Requirement.
Can you reproduce the data listing below line for line, without changing a single character?

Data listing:
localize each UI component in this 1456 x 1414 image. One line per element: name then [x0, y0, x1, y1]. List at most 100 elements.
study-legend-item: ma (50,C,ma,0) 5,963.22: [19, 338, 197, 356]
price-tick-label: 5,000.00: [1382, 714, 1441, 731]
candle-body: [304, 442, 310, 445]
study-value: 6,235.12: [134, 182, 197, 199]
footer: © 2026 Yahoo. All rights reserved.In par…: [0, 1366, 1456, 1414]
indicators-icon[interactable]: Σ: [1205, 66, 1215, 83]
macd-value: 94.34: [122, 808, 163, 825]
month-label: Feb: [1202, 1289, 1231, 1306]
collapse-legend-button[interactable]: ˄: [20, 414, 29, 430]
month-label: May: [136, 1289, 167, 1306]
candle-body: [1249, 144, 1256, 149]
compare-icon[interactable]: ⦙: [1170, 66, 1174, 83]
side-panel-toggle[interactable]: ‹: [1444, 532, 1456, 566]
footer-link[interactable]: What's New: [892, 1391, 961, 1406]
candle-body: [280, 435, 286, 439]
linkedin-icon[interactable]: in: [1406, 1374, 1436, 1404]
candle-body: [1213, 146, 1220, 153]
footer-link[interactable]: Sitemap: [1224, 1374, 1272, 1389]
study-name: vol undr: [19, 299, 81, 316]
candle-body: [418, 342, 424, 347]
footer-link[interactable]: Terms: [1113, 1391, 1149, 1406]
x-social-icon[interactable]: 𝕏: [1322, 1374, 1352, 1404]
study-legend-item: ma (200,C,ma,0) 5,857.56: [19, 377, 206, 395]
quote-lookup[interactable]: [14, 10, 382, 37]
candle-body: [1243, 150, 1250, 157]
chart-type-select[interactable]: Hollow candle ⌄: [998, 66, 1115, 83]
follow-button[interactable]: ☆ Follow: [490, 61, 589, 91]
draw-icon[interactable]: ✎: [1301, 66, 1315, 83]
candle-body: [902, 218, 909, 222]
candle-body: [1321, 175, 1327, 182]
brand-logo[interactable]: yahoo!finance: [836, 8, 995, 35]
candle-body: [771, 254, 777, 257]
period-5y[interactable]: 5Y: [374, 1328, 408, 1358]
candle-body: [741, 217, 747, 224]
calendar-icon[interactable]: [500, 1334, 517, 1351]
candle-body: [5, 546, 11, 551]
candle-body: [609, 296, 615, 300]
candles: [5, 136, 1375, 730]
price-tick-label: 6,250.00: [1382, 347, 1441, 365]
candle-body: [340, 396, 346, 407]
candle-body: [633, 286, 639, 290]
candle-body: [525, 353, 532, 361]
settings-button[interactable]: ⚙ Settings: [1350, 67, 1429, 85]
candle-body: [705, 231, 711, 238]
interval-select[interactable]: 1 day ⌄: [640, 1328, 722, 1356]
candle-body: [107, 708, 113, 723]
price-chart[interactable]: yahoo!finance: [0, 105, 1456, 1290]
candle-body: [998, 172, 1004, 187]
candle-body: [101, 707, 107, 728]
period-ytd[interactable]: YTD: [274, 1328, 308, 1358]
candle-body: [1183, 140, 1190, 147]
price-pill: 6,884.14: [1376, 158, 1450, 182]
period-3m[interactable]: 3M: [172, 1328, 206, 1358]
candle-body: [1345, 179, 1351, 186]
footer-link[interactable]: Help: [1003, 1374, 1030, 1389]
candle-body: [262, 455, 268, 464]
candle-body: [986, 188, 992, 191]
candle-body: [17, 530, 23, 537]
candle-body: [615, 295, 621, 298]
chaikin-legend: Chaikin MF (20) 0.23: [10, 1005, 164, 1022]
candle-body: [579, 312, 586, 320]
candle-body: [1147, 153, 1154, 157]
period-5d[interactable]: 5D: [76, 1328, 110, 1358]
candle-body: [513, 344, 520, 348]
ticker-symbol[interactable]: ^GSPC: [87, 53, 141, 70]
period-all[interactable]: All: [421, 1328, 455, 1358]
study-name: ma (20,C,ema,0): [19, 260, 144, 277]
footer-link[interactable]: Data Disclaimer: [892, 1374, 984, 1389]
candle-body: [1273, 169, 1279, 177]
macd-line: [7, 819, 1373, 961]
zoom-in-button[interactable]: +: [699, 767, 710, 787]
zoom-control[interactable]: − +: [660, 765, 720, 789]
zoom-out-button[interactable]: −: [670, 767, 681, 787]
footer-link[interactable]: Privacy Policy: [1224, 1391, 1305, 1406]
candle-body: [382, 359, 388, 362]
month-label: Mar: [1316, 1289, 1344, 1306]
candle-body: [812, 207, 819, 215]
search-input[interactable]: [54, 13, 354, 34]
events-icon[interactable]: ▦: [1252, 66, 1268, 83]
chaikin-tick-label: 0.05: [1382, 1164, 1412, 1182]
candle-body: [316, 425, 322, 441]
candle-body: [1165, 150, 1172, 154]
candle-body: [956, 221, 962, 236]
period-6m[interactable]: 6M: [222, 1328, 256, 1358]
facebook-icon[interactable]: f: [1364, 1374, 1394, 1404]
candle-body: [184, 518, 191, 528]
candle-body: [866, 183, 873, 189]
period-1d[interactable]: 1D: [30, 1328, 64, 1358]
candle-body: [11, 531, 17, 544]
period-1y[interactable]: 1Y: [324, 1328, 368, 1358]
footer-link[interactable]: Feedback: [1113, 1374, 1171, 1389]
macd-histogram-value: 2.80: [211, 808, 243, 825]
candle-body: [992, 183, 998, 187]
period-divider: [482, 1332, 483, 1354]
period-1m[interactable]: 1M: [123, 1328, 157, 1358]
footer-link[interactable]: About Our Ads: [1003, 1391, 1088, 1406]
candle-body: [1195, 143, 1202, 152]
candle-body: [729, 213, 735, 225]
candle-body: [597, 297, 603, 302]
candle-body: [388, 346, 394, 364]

Task response.
localize each UI component in this 1456 x 1414 image. One line per element: name then [x0, y0, x1, y1]. List at most 100 elements.
study-legend-item: ma (50,C,ma,0) 5,963.22: [19, 338, 197, 356]
price-tick-label: 5,000.00: [1382, 714, 1441, 731]
candle-body: [304, 442, 310, 445]
study-value: 6,235.12: [134, 182, 197, 199]
footer: © 2026 Yahoo. All rights reserved.In par…: [0, 1366, 1456, 1414]
indicators-icon[interactable]: Σ: [1205, 66, 1215, 83]
macd-value: 94.34: [122, 808, 163, 825]
month-label: Feb: [1202, 1289, 1231, 1306]
collapse-legend-button[interactable]: ˄: [20, 414, 29, 430]
month-label: May: [136, 1289, 167, 1306]
candle-body: [1249, 144, 1256, 149]
compare-icon[interactable]: ⦙: [1170, 66, 1174, 83]
side-panel-toggle[interactable]: ‹: [1444, 532, 1456, 566]
footer-link[interactable]: What's New: [892, 1391, 961, 1406]
candle-body: [280, 435, 286, 439]
linkedin-icon[interactable]: in: [1406, 1374, 1436, 1404]
candle-body: [1213, 146, 1220, 153]
footer-link[interactable]: Sitemap: [1224, 1374, 1272, 1389]
study-name: vol undr: [19, 299, 81, 316]
candle-body: [418, 342, 424, 347]
footer-link[interactable]: Terms: [1113, 1391, 1149, 1406]
x-social-icon[interactable]: 𝕏: [1322, 1374, 1352, 1404]
study-legend-item: ma (200,C,ma,0) 5,857.56: [19, 377, 206, 395]
quote-lookup[interactable]: [14, 10, 382, 37]
candle-body: [1243, 150, 1250, 157]
chart-type-select[interactable]: Hollow candle ⌄: [998, 66, 1115, 83]
follow-button[interactable]: ☆ Follow: [490, 61, 589, 91]
draw-icon[interactable]: ✎: [1301, 66, 1315, 83]
candle-body: [902, 218, 909, 222]
candle-body: [1321, 175, 1327, 182]
brand-logo[interactable]: yahoo!finance: [836, 8, 995, 35]
candle-body: [771, 254, 777, 257]
period-5y[interactable]: 5Y: [374, 1328, 408, 1358]
candle-body: [741, 217, 747, 224]
calendar-icon[interactable]: [500, 1334, 517, 1351]
candle-body: [5, 546, 11, 551]
candle-body: [609, 296, 615, 300]
candles: [5, 136, 1375, 730]
price-tick-label: 6,250.00: [1382, 347, 1441, 365]
candle-body: [340, 396, 346, 407]
candle-body: [633, 286, 639, 290]
candle-body: [525, 353, 532, 361]
settings-button[interactable]: ⚙ Settings: [1350, 67, 1429, 85]
candle-body: [705, 231, 711, 238]
interval-select[interactable]: 1 day ⌄: [640, 1328, 722, 1356]
candle-body: [107, 708, 113, 723]
price-chart[interactable]: yahoo!finance: [0, 105, 1456, 1290]
candle-body: [998, 172, 1004, 187]
candle-body: [101, 707, 107, 728]
period-ytd[interactable]: YTD: [274, 1328, 308, 1358]
candle-body: [1183, 140, 1190, 147]
price-pill: 6,884.14: [1376, 158, 1450, 182]
period-3m[interactable]: 3M: [172, 1328, 206, 1358]
candle-body: [1345, 179, 1351, 186]
footer-link[interactable]: Help: [1003, 1374, 1030, 1389]
candle-body: [262, 455, 268, 464]
candle-body: [986, 188, 992, 191]
candle-body: [17, 530, 23, 537]
candle-body: [615, 295, 621, 298]
chaikin-legend: Chaikin MF (20) 0.23: [10, 1005, 164, 1022]
candle-body: [579, 312, 586, 320]
candle-body: [1147, 153, 1154, 157]
period-5d[interactable]: 5D: [76, 1328, 110, 1358]
candle-body: [513, 344, 520, 348]
ticker-symbol[interactable]: ^GSPC: [87, 53, 141, 70]
period-all[interactable]: All: [421, 1328, 455, 1358]
study-name: ma (20,C,ema,0): [19, 260, 144, 277]
footer-link[interactable]: Data Disclaimer: [892, 1374, 984, 1389]
candle-body: [1273, 169, 1279, 177]
macd-line: [7, 819, 1373, 961]
zoom-in-button[interactable]: +: [699, 767, 710, 787]
zoom-control[interactable]: − +: [660, 765, 720, 789]
zoom-out-button[interactable]: −: [670, 767, 681, 787]
footer-link[interactable]: Privacy Policy: [1224, 1391, 1305, 1406]
candle-body: [382, 359, 388, 362]
month-label: Mar: [1316, 1289, 1344, 1306]
candle-body: [812, 207, 819, 215]
search-input[interactable]: [54, 13, 354, 34]
events-icon[interactable]: ▦: [1252, 66, 1268, 83]
chaikin-tick-label: 0.05: [1382, 1164, 1412, 1182]
candle-body: [316, 425, 322, 441]
candle-body: [1165, 150, 1172, 154]
candle-body: [956, 221, 962, 236]
period-6m[interactable]: 6M: [222, 1328, 256, 1358]
facebook-icon[interactable]: f: [1364, 1374, 1394, 1404]
candle-body: [184, 518, 191, 528]
candle-body: [866, 183, 873, 189]
period-1d[interactable]: 1D: [30, 1328, 64, 1358]
candle-body: [11, 531, 17, 544]
period-1y[interactable]: 1Y: [324, 1328, 368, 1358]
footer-link[interactable]: Feedback: [1113, 1374, 1171, 1389]
macd-histogram-value: 2.80: [211, 808, 243, 825]
candle-body: [992, 183, 998, 187]
period-divider: [482, 1332, 483, 1354]
period-1m[interactable]: 1M: [123, 1328, 157, 1358]
footer-link[interactable]: About Our Ads: [1003, 1391, 1088, 1406]
candle-body: [1195, 143, 1202, 152]
candle-body: [729, 213, 735, 225]
candle-body: [597, 297, 603, 302]
candle-body: [388, 346, 394, 364]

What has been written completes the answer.